**INSTRUCTION**
The records should be written out in full, with nothing altered.

**GIVEN RECORDS**

%%

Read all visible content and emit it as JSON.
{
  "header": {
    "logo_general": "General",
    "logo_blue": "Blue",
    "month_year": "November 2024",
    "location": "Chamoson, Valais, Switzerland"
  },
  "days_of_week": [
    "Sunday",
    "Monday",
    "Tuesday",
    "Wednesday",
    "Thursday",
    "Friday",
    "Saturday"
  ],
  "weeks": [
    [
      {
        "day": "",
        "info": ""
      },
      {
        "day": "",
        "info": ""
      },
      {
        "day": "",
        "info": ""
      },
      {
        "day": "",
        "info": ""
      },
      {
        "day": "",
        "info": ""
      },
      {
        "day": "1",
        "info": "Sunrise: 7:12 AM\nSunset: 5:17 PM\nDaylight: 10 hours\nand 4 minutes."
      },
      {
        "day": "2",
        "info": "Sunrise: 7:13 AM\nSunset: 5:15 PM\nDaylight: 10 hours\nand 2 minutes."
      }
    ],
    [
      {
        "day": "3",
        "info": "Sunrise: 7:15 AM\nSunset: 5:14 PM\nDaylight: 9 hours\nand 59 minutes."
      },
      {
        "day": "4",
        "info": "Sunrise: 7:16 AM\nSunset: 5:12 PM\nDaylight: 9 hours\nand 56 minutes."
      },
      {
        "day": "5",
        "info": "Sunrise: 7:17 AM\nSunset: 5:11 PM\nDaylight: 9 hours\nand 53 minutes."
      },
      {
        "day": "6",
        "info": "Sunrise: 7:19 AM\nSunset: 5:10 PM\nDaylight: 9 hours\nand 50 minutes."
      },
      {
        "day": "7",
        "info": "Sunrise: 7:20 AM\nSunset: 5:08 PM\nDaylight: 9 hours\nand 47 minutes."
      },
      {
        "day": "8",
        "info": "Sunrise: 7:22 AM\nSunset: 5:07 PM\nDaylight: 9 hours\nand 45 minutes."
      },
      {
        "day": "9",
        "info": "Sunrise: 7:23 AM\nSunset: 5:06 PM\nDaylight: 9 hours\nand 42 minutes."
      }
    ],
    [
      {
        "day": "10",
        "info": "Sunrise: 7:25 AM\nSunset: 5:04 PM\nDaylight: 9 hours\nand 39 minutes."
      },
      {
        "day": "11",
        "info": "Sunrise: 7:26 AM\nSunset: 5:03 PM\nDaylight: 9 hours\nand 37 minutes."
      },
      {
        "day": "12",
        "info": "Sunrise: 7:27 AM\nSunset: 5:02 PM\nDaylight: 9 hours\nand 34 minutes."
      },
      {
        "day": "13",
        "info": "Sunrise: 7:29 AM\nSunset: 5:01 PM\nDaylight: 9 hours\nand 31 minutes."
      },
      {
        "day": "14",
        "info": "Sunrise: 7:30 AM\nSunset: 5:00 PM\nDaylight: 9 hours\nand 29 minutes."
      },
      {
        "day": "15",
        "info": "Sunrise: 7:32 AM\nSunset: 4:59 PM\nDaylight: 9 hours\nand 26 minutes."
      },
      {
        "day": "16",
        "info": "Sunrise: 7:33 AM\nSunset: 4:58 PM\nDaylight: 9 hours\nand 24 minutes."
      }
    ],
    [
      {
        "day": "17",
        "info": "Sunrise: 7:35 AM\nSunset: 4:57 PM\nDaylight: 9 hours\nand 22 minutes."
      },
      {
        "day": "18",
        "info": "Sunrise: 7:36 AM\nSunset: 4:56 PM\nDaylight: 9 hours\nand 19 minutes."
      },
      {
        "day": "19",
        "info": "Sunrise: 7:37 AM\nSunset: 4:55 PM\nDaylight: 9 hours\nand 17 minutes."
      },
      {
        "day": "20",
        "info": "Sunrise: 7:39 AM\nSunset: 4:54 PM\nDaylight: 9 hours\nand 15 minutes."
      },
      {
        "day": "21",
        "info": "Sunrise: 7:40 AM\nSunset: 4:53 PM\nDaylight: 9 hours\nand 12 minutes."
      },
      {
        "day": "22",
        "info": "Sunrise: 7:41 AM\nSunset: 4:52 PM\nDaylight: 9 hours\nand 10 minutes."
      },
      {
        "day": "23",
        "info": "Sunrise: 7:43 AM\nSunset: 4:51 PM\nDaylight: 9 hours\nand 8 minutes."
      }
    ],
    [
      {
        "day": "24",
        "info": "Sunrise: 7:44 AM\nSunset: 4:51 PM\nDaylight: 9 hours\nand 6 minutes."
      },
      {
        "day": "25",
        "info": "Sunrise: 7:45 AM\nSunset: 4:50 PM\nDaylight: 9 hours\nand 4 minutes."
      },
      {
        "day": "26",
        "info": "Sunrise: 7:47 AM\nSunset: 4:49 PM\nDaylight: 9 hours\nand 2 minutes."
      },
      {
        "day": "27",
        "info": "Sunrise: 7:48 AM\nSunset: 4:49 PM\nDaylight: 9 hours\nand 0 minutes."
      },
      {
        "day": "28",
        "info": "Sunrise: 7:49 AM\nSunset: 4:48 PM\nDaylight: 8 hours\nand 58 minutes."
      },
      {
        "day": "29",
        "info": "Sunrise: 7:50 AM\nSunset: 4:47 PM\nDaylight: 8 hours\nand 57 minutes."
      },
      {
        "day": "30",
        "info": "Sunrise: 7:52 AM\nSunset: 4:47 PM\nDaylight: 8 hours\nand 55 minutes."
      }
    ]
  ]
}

%%

**RESPONSE TO THIS EXERCISE**
Read all visible content and emit it as JSON.
{
  "header": {
    "logo_general": "General",
    "logo_blue": "Blue",
    "month_year": "November 2024",
    "location": "Chamoson, Valais, Switzerland"
  },
  "days_of_week": [
    "Sunday",
    "Monday",
    "Tuesday",
    "Wednesday",
    "Thursday",
    "Friday",
    "Saturday"
  ],
  "weeks": [
    [
      {
        "day": "",
        "info": ""
      },
      {
        "day": "",
        "info": ""
      },
      {
        "day": "",
        "info": ""
      },
      {
        "day": "",
        "info": ""
      },
      {
        "day": "",
        "info": ""
      },
      {
        "day": "1",
        "info": "Sunrise: 7:12 AM\nSunset: 5:17 PM\nDaylight: 10 hours\nand 4 minutes."
      },
      {
        "day": "2",
        "info": "Sunrise: 7:13 AM\nSunset: 5:15 PM\nDaylight: 10 hours\nand 2 minutes."
      }
    ],
    [
      {
        "day": "3",
        "info": "Sunrise: 7:15 AM\nSunset: 5:14 PM\nDaylight: 9 hours\nand 59 minutes."
      },
      {
        "day": "4",
        "info": "Sunrise: 7:16 AM\nSunset: 5:12 PM\nDaylight: 9 hours\nand 56 minutes."
      },
      {
        "day": "5",
        "info": "Sunrise: 7:17 AM\nSunset: 5:11 PM\nDaylight: 9 hours\nand 53 minutes."
      },
      {
        "day": "6",
        "info": "Sunrise: 7:19 AM\nSunset: 5:10 PM\nDaylight: 9 hours\nand 50 minutes."
      },
      {
        "day": "7",
        "info": "Sunrise: 7:20 AM\nSunset: 5:08 PM\nDaylight: 9 hours\nand 47 minutes."
      },
      {
        "day": "8",
        "info": "Sunrise: 7:22 AM\nSunset: 5:07 PM\nDaylight: 9 hours\nand 45 minutes."
      },
      {
        "day": "9",
        "info": "Sunrise: 7:23 AM\nSunset: 5:06 PM\nDaylight: 9 hours\nand 42 minutes."
      }
    ],
    [
      {
        "day": "10",
        "info": "Sunrise: 7:25 AM\nSunset: 5:04 PM\nDaylight: 9 hours\nand 39 minutes."
      },
      {
        "day": "11",
        "info": "Sunrise: 7:26 AM\nSunset: 5:03 PM\nDaylight: 9 hours\nand 37 minutes."
      },
      {
        "day": "12",
        "info": "Sunrise: 7:27 AM\nSunset: 5:02 PM\nDaylight: 9 hours\nand 34 minutes."
      },
      {
        "day": "13",
        "info": "Sunrise: 7:29 AM\nSunset: 5:01 PM\nDaylight: 9 hours\nand 31 minutes."
      },
      {
        "day": "14",
        "info": "Sunrise: 7:30 AM\nSunset: 5:00 PM\nDaylight: 9 hours\nand 29 minutes."
      },
      {
        "day": "15",
        "info": "Sunrise: 7:32 AM\nSunset: 4:59 PM\nDaylight: 9 hours\nand 26 minutes."
      },
      {
        "day": "16",
        "info": "Sunrise: 7:33 AM\nSunset: 4:58 PM\nDaylight: 9 hours\nand 24 minutes."
      }
    ],
    [
      {
        "day": "17",
        "info": "Sunrise: 7:35 AM\nSunset: 4:57 PM\nDaylight: 9 hours\nand 22 minutes."
      },
      {
        "day": "18",
        "info": "Sunrise: 7:36 AM\nSunset: 4:56 PM\nDaylight: 9 hours\nand 19 minutes."
      },
      {
        "day": "19",
        "info": "Sunrise: 7:37 AM\nSunset: 4:55 PM\nDaylight: 9 hours\nand 17 minutes."
      },
      {
        "day": "20",
        "info": "Sunrise: 7:39 AM\nSunset: 4:54 PM\nDaylight: 9 hours\nand 15 minutes."
      },
      {
        "day": "21",
        "info": "Sunrise: 7:40 AM\nSunset: 4:53 PM\nDaylight: 9 hours\nand 12 minutes."
      },
      {
        "day": "22",
        "info": "Sunrise: 7:41 AM\nSunset: 4:52 PM\nDaylight: 9 hours\nand 10 minutes."
      },
      {
        "day": "23",
        "info": "Sunrise: 7:43 AM\nSunset: 4:51 PM\nDaylight: 9 hours\nand 8 minutes."
      }
    ],
    [
      {
        "day": "24",
        "info": "Sunrise: 7:44 AM\nSunset: 4:51 PM\nDaylight: 9 hours\nand 6 minutes."
      },
      {
        "day": "25",
        "info": "Sunrise: 7:45 AM\nSunset: 4:50 PM\nDaylight: 9 hours\nand 4 minutes."
      },
      {
        "day": "26",
        "info": "Sunrise: 7:47 AM\nSunset: 4:49 PM\nDaylight: 9 hours\nand 2 minutes."
      },
      {
        "day": "27",
        "info": "Sunrise: 7:48 AM\nSunset: 4:49 PM\nDaylight: 9 hours\nand 0 minutes."
      },
      {
        "day": "28",
        "info": "Sunrise: 7:49 AM\nSunset: 4:48 PM\nDaylight: 8 hours\nand 58 minutes."
      },
      {
        "day": "29",
        "info": "Sunrise: 7:50 AM\nSunset: 4:47 PM\nDaylight: 8 hours\nand 57 minutes."
      },
      {
        "day": "30",
        "info": "Sunrise: 7:52 AM\nSunset: 4:47 PM\nDaylight: 8 hours\nand 55 minutes."
      }
    ]
  ]
}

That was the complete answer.